### [What you need to do]
The records below are to be repeated in full, exactly as they are.

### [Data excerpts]
----------------------------------------

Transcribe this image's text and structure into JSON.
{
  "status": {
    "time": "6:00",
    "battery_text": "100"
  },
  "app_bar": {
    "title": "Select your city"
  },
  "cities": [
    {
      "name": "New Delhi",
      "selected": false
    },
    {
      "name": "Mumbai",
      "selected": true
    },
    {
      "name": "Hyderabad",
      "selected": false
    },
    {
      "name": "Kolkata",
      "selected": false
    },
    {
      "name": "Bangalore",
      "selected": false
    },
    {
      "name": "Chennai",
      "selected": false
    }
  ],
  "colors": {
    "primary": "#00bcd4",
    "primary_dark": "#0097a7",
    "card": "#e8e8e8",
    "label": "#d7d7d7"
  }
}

----------------------------------------

### [Expected answer]
Transcribe this image's text and structure into JSON.
{
  "status": {
    "time": "6:00",
    "battery_text": "100"
  },
  "app_bar": {
    "title": "Select your city"
  },
  "cities": [
    {
      "name": "New Delhi",
      "selected": false
    },
    {
      "name": "Mumbai",
      "selected": true
    },
    {
      "name": "Hyderabad",
      "selected": false
    },
    {
      "name": "Kolkata",
      "selected": false
    },
    {
      "name": "Bangalore",
      "selected": false
    },
    {
      "name": "Chennai",
      "selected": false
    }
  ],
  "colors": {
    "primary": "#00bcd4",
    "primary_dark": "#0097a7",
    "card": "#e8e8e8",
    "label": "#d7d7d7"
  }
}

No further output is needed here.